• SUPPLIED TEXT:
-- START --
MyThirdFunction <- function(BestFluorophore, WorstFluorophore){
    message("Unquestionably, the best fluorophore is ", BestFluorophore)
    message("And by far, the worst fluorophore is ", WorstFluorophore)
}

MyThirdFunction(BestFluorophore = "APC", WorstFluorophore = "PerCP-Cy5.5")

Unquestionably, the best fluorophore is APC

And by far, the worst fluorophore is PerCP-Cy5.5

Once we have a function set up that accepts multiple arguments, what happens if we forget to provide an argument? Let’s intentionally forget “WorstFluorophore” and see.

MyThirdFunction(BestFluorophore="APC")

Error in `MyThirdFunction()`:
! argument "WorstFluorophore" is missing, with no default

As you see, we get back an error. The reason for this is that a function lives in relative isolation from the rest of our R session. It typically can only see what you provided as inputs, or what is spun up by the code within the function itself.

We can also provide default values for our given arguments. For example, we could modify to provide WorstFluorophore default by setting a value equal to it within the ()

MyFourthFunction <- function(BestFluorophore, WorstFluorophore="PerCP-Cy5.5"){
    message("Unquestionably, the best fluorophore is ", BestFluorophore)
    message("And by far, the worst fluorophore is ", WorstFluorophore)
}

Which would then allow for the partially incomplete function to fall back on the default argument.

MyFourthFunction(BestFluorophore="APC")

Unquestionably, the best fluorophore is APC

And by far, the worst fluorophore is PerCP-Cy5.5

However, you are not locked in on your default option, as if you provide an actual argument, it will take preference over the provided default.

MyFourthFunction(BestFluorophore="APC", WorstFluorophore="Zombie Aqua")

Unquestionably, the best fluorophore is APC

And by far, the worst fluorophore is Zombie Aqua

Iteration

Recalling back to Week 02, we ended up creating our first vector, which contained a list of fluorophores.

Fluorophores <- c("BV421", "FITC", "PE", "APC")
str(Fluorophores)

 chr [1:4] "BV421" "FITC" "PE" "APC"

Individual fluorophores from this vector can be provided as arguments to our function, by specifying their index location within the vector. For example

MySecondFunction(BestFluorophore = Fluorophores[1])

Unquestionably, the best fluorophore is BV421

If we wanted to check the output message for each item in our vector, one approach would be to copy-and-paste the line of code, and swap out the vector index position for each new line.

MySecondFunction(BestFluorophore = Fluorophores[2])

Unquestionably, the best fluorophore is FITC

MySecondFunction(BestFluorophore = Fluorophores[3])

Unquestionably, the best fluorophore is PE

MySecondFunction(BestFluorophore = Fluorophores[4])
-- END --
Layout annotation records
-- START --
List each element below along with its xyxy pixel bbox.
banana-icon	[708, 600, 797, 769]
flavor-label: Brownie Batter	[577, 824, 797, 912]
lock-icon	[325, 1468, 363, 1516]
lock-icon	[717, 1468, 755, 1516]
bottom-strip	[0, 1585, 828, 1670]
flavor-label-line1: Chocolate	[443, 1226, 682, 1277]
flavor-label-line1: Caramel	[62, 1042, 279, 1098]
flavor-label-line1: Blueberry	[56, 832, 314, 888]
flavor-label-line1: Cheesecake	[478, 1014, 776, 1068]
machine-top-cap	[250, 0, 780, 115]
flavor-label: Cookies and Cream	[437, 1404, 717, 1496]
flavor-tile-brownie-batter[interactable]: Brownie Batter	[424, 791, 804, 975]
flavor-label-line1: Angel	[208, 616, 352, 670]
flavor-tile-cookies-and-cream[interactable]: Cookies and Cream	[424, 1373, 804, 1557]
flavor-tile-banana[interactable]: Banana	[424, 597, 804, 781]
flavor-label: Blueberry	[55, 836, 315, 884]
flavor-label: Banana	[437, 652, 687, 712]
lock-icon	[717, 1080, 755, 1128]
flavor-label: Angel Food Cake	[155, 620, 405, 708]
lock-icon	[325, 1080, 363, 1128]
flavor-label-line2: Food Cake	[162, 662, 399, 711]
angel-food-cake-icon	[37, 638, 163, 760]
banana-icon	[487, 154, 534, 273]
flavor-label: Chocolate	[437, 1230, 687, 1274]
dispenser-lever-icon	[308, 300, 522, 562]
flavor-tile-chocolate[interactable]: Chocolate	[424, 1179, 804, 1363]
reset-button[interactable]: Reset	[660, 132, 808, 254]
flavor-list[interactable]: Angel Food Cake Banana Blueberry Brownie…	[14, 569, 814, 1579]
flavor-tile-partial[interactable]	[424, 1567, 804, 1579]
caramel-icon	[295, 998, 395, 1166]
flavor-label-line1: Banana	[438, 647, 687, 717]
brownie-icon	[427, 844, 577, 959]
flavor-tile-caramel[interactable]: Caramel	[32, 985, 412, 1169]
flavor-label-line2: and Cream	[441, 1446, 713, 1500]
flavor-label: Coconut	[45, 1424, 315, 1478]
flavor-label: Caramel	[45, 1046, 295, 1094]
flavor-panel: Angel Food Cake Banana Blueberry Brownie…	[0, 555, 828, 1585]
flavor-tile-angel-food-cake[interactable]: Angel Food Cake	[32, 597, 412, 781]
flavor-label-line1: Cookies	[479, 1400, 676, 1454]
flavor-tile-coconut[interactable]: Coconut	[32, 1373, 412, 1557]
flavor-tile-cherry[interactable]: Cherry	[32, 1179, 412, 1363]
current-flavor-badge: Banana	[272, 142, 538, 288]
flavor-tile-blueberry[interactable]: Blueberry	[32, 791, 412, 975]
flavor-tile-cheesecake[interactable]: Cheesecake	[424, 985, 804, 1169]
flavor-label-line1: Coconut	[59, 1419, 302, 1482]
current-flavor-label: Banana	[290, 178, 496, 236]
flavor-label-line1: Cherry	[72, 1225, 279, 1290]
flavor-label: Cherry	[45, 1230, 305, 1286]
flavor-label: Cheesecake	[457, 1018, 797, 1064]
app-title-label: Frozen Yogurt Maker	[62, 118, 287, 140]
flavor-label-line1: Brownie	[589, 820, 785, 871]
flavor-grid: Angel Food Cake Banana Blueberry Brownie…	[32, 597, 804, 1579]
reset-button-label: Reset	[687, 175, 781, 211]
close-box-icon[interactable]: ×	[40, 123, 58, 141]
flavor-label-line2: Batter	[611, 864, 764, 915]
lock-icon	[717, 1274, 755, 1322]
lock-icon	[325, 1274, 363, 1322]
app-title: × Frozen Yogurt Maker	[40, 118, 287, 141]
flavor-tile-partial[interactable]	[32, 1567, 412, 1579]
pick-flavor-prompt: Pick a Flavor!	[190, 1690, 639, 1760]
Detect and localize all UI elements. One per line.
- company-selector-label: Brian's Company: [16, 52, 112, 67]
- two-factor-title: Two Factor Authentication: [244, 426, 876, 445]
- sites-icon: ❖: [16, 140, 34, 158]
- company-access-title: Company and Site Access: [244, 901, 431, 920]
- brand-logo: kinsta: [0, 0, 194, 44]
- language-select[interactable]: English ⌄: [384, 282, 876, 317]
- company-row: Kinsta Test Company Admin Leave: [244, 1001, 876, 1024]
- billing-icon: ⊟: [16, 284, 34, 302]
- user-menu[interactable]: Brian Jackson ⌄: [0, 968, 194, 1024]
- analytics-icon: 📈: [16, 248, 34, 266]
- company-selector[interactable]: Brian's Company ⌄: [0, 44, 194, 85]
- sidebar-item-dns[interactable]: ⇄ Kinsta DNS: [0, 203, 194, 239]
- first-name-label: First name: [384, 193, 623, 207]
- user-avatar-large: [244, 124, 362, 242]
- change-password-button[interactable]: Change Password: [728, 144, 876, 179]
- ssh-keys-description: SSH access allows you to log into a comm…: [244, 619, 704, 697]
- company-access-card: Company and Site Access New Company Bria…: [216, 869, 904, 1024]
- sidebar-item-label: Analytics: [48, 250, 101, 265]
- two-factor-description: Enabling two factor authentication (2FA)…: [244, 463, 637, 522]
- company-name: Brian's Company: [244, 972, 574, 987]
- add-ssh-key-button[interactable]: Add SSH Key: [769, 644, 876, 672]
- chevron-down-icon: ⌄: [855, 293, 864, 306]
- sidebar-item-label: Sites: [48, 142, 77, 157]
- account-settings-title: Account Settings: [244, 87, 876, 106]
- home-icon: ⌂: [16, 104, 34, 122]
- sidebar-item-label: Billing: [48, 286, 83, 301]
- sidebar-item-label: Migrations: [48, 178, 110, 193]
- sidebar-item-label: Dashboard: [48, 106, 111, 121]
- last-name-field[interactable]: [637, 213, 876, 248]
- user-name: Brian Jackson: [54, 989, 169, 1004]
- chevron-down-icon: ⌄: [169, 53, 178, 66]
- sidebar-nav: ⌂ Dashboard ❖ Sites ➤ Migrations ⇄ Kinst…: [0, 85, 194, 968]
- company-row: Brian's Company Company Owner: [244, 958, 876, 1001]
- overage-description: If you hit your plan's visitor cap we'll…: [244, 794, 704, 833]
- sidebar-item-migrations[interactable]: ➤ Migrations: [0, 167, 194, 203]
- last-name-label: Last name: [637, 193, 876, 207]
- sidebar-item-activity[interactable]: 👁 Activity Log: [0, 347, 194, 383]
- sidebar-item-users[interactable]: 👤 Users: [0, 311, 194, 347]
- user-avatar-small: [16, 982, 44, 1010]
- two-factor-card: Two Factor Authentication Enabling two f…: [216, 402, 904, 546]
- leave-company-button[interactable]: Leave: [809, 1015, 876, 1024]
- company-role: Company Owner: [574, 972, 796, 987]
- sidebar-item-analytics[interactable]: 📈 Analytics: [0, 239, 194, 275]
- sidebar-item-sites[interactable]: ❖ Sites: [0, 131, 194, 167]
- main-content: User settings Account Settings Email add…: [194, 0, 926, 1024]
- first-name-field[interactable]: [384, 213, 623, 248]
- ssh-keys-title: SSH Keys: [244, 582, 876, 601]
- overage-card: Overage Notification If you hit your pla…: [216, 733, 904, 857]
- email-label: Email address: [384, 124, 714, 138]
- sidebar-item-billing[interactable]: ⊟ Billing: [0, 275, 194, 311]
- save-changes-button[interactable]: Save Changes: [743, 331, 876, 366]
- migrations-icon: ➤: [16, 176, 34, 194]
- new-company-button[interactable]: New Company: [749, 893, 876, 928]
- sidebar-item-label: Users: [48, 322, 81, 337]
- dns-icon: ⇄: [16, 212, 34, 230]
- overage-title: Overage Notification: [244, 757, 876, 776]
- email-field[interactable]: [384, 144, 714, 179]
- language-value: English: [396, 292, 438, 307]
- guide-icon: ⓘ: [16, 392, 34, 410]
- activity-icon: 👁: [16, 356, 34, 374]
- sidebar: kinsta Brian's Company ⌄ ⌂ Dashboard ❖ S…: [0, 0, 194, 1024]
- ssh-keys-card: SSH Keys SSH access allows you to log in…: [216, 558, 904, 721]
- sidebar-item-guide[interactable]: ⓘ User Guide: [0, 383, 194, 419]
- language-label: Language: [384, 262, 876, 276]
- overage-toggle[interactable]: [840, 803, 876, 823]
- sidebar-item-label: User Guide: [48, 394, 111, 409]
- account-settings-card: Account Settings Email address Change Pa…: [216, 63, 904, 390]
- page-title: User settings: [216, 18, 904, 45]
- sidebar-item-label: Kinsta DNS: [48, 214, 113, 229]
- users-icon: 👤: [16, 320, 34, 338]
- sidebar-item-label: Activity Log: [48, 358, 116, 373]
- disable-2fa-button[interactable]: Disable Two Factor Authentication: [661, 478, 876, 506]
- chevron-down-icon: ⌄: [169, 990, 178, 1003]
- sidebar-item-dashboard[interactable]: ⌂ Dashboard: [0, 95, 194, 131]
-- END --
• REQUIREMENTS:
1. Copy out the records from their first line through the line holding "0, 780, 115]", including both of those lines.
2. Pick up the R tutorial on functions and iteration right after its final line and carry it forward.
The R tutorial and the records are unrelated pieces of material.

• RESPONSES PER TASK:
1.
List each element below along with its xyxy pixel bbox.
banana-icon	[708, 600, 797, 769]
flavor-label: Brownie Batter	[577, 824, 797, 912]
lock-icon	[325, 1468, 363, 1516]
lock-icon	[717, 1468, 755, 1516]
bottom-strip	[0, 1585, 828, 1670]
flavor-label-line1: Chocolate	[443, 1226, 682, 1277]
flavor-label-line1: Caramel	[62, 1042, 279, 1098]
flavor-label-line1: Blueberry	[56, 832, 314, 888]
flavor-label-line1: Cheesecake	[478, 1014, 776, 1068]
machine-top-cap	[250, 0, 780, 115]

2.
Unquestionably, the best fluorophore is APC

While achievable, this ends up producing several lines of code. As you get further into the course, and more code is written to tidy individual dataframes, generate individual plots, having to copy-and-paste repeated blocks of text that only change based on the input values can become a chore.

For this reason, there are a couple ways that we can sequentially pass through the objects within a vector or list to our function of interest, and retrieve the outputs that result.

For-loops

A for-loop is one way to iterate through a vector. The syntax can look quite startling when encountered for a first time.

for (Name in Fluorophores){
    MySecondFunction(BestFluorophore=Name)
}

In a way, it is similar to the “if” conditional we have encountered previously, with “for” being syntax highlighted. Immediately after for we find our parenthesis (), followed by {} that surround individual lines of code.

Within the (), the vector or list is being iterated through is placed after “in” (which also ends up being syntax highlighted). So in this case, we place our vector Fluorophores.

For what is placed before “in”, we basically provide an argument that will stand-in for the “i-nth” item in our vector. You will often see “i” used, but you can call it whatever you like, so we will use Name in this case. You will see this “i-nth” standin is then used in place of the value within our line of code present within the {}.

Consequently, when we run the for-loop, we get the following outputs:

for (Name in Fluorophores){
    MySecondFunction(BestFluorophore=Name)
}

Unquestionably, the best fluorophore is BV421

Unquestionably, the best fluorophore is FITC

Unquestionably, the best fluorophore is PE

Unquestionably, the best fluorophore is APC

Can these outputs be saved? Yes they can, but some modification will be needed. Messages in R are kind of ephemeral and not saved, we could modify our original function from using messsages()to a more permanent paste0 statement to show-case this in a for-loop.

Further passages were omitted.